### [What the task asks]
Count lines, not occurrences: give the number of lines holding the word "Station", and nothing besides.

### [Data provided]

# # # # #

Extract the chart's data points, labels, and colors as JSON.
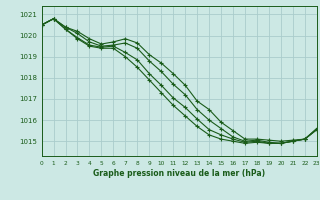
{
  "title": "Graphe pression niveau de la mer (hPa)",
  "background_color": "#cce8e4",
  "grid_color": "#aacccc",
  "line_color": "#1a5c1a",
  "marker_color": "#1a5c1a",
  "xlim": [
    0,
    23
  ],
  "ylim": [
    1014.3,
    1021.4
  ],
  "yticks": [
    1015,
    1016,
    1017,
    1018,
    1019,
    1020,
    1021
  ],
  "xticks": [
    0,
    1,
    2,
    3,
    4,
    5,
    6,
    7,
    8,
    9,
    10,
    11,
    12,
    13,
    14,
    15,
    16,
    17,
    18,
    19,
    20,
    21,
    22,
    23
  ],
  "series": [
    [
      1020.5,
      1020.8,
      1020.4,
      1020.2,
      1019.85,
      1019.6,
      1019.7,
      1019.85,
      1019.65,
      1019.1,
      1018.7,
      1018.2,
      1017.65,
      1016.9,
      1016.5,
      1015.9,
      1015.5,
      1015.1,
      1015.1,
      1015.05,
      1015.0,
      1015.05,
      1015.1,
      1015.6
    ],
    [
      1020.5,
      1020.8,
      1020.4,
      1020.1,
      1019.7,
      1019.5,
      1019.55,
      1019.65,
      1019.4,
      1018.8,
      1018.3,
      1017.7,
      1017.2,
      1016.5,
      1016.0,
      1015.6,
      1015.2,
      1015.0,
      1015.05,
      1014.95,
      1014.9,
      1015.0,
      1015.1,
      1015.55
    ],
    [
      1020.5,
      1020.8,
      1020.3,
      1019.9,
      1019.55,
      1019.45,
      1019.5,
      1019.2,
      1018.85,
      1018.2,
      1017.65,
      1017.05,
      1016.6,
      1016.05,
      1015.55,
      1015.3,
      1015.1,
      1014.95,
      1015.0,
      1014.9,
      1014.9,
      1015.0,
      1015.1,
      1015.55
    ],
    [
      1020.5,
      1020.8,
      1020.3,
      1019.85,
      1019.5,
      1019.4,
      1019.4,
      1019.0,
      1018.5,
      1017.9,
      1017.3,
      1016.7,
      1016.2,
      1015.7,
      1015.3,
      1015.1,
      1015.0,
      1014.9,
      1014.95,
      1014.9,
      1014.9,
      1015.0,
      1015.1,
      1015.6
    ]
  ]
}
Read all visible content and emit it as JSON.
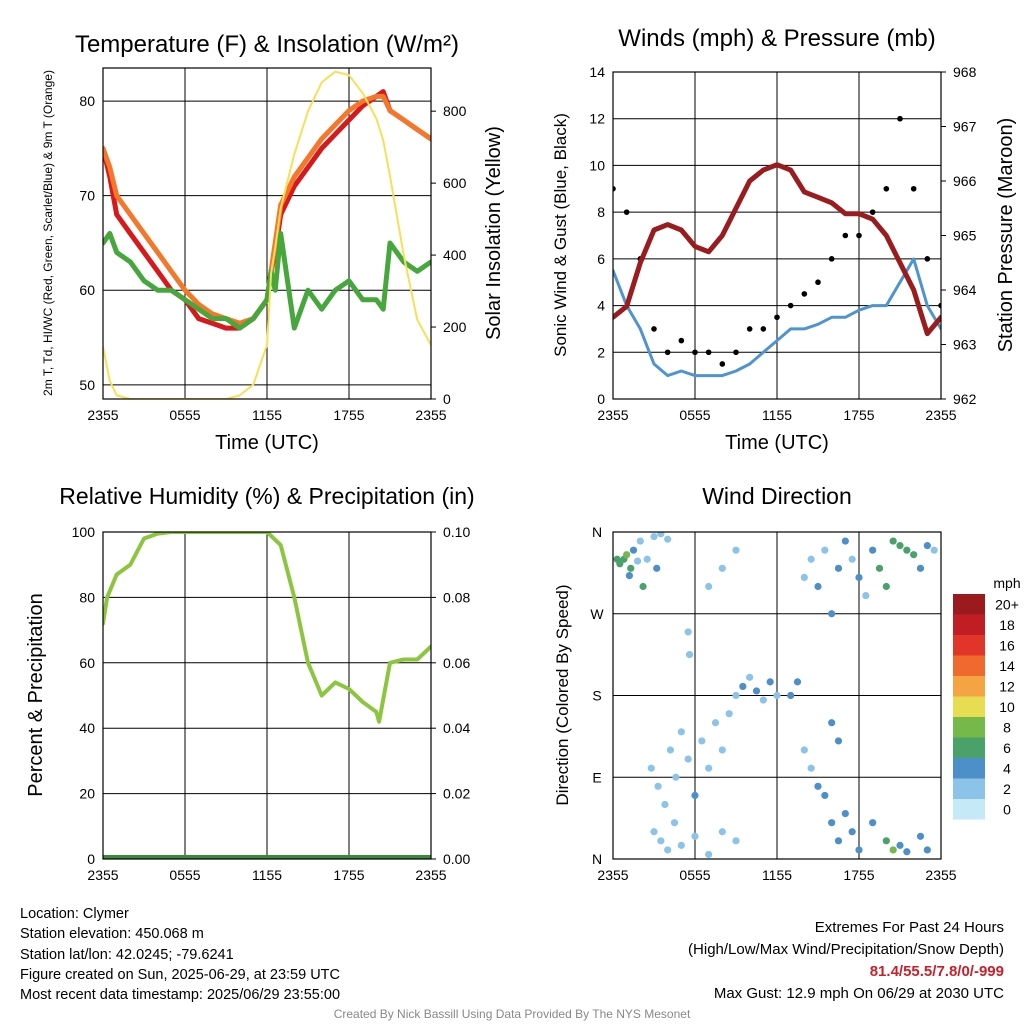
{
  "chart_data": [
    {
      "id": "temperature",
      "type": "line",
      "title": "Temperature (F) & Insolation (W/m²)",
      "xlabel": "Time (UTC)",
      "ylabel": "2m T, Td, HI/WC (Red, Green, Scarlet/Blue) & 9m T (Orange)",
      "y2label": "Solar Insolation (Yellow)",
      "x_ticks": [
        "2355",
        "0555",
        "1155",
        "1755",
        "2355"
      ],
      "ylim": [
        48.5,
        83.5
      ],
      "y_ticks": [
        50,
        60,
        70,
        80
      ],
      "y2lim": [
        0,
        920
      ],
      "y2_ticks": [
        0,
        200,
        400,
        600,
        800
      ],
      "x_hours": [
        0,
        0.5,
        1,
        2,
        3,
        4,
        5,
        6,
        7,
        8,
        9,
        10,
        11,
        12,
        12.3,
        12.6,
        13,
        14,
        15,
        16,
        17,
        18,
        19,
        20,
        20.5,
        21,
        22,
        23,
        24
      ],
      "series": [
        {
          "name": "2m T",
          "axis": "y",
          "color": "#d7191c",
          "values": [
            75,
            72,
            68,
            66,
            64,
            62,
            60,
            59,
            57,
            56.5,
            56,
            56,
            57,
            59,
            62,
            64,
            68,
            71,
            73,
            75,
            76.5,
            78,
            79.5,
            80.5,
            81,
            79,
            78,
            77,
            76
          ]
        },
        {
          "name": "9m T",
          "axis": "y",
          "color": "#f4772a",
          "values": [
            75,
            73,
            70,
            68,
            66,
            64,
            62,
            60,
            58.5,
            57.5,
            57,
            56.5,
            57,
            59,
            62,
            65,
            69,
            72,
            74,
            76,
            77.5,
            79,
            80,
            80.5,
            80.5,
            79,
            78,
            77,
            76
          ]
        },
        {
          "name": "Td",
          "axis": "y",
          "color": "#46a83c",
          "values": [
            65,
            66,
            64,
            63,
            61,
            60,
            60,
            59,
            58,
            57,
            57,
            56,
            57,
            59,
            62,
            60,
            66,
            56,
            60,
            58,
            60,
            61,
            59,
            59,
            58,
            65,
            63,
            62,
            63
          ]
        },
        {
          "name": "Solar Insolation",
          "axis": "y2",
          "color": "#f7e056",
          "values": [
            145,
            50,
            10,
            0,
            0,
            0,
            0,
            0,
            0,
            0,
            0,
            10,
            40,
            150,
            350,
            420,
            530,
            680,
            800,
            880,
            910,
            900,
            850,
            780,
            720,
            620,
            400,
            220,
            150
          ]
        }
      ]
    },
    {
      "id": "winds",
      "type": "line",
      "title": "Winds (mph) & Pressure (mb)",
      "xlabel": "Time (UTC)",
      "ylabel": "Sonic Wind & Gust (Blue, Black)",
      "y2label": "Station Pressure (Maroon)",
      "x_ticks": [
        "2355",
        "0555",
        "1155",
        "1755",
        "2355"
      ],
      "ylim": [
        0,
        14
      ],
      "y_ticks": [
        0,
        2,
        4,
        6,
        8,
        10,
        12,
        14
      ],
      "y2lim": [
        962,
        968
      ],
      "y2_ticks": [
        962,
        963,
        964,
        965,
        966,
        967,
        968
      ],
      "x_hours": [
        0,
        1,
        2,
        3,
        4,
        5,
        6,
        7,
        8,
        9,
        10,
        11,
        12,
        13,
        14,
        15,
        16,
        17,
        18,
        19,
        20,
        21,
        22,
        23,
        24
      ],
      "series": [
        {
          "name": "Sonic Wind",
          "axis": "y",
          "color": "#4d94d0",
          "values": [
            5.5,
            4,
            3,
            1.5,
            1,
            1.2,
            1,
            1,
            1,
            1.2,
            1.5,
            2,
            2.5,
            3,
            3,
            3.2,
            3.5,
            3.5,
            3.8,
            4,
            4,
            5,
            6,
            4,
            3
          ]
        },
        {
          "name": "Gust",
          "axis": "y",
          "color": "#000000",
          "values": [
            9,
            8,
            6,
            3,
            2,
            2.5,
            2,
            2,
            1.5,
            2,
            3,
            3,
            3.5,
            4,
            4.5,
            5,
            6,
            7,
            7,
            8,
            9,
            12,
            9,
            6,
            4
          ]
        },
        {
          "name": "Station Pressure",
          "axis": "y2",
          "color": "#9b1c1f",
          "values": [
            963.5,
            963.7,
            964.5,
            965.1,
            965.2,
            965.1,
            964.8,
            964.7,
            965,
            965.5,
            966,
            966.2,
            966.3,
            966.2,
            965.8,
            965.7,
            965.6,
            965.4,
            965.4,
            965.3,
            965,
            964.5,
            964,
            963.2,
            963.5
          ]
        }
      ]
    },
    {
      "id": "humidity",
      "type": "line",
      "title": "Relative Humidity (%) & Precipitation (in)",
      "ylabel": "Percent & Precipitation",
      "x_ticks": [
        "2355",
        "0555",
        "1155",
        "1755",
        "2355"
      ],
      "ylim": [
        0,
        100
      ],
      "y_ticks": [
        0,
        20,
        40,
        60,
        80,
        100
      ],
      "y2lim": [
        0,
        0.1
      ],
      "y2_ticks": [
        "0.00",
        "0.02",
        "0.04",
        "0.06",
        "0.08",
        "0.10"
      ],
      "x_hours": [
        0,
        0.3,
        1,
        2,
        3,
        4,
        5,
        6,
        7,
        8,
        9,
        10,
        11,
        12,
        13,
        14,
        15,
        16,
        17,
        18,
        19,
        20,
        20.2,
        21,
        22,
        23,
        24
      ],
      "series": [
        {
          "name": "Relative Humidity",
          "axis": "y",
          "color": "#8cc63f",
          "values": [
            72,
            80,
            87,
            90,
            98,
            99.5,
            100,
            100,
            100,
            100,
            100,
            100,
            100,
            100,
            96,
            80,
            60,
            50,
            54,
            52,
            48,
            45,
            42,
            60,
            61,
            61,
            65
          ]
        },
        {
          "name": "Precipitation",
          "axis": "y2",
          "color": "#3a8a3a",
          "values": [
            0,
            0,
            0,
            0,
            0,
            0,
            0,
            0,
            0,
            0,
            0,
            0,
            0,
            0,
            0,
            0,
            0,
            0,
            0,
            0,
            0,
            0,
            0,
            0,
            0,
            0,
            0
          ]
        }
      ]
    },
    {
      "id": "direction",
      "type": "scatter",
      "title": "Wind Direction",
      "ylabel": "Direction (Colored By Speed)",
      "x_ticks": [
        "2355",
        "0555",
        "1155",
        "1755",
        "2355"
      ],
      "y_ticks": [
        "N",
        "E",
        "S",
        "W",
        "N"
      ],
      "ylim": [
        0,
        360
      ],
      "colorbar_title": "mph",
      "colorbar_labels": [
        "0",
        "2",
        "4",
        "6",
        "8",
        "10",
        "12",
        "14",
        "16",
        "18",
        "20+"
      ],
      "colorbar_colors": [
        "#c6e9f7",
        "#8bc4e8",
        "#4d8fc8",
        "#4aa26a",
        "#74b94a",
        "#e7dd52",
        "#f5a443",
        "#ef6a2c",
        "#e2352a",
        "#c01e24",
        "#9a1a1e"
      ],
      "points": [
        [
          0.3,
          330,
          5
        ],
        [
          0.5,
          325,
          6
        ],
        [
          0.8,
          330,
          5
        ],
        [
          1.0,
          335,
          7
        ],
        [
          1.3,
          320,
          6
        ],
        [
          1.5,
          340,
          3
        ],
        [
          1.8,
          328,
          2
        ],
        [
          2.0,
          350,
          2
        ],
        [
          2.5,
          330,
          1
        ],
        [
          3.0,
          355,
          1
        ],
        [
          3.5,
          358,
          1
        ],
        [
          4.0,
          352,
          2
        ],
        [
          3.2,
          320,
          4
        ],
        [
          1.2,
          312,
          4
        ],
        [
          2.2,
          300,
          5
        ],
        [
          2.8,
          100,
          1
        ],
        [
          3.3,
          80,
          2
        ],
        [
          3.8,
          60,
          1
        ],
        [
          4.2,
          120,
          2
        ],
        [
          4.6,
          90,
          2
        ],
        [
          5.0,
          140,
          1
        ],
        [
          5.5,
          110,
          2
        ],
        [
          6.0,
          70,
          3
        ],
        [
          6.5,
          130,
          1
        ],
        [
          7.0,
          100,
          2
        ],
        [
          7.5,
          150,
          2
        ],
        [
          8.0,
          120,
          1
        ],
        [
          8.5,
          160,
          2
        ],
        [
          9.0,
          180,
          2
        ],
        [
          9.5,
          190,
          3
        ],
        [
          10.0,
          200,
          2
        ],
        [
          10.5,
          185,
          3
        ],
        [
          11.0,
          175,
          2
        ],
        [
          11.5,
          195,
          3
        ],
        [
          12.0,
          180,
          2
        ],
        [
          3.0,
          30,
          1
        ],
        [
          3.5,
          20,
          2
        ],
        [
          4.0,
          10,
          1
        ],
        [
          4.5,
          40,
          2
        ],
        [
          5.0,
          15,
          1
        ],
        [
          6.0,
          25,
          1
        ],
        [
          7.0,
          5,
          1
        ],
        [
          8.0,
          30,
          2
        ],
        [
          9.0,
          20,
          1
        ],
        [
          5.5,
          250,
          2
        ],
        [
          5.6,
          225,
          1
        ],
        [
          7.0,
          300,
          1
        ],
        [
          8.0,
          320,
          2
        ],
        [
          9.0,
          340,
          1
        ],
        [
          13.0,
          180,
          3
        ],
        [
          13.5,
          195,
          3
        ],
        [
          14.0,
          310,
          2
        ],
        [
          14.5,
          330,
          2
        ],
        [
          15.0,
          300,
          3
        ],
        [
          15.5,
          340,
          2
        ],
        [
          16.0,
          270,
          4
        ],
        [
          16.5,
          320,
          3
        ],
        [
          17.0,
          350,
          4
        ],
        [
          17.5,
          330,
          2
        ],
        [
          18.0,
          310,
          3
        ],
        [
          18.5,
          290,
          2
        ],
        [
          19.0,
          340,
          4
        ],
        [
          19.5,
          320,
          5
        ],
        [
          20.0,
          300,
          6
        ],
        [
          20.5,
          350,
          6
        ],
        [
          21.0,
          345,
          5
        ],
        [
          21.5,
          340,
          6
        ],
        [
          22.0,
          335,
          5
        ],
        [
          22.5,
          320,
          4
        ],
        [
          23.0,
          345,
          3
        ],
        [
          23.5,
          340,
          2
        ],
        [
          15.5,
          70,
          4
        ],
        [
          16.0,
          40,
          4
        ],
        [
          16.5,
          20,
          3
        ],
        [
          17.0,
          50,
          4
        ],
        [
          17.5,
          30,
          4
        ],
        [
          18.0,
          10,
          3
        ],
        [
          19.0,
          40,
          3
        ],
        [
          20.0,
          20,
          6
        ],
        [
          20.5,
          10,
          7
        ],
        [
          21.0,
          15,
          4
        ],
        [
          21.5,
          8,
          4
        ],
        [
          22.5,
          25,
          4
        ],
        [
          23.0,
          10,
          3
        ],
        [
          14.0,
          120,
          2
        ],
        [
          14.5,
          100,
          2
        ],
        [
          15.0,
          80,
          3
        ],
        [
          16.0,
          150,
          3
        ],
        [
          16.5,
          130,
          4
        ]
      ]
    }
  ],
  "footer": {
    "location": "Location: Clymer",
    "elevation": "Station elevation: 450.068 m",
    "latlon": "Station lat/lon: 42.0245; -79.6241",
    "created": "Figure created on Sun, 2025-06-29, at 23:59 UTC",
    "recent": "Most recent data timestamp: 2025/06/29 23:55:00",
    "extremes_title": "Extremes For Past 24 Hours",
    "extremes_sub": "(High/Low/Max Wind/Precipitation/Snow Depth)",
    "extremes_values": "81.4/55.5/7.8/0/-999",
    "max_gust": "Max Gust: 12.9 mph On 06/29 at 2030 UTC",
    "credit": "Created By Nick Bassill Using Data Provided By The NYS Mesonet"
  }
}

# # # # #

### [The completed task]
4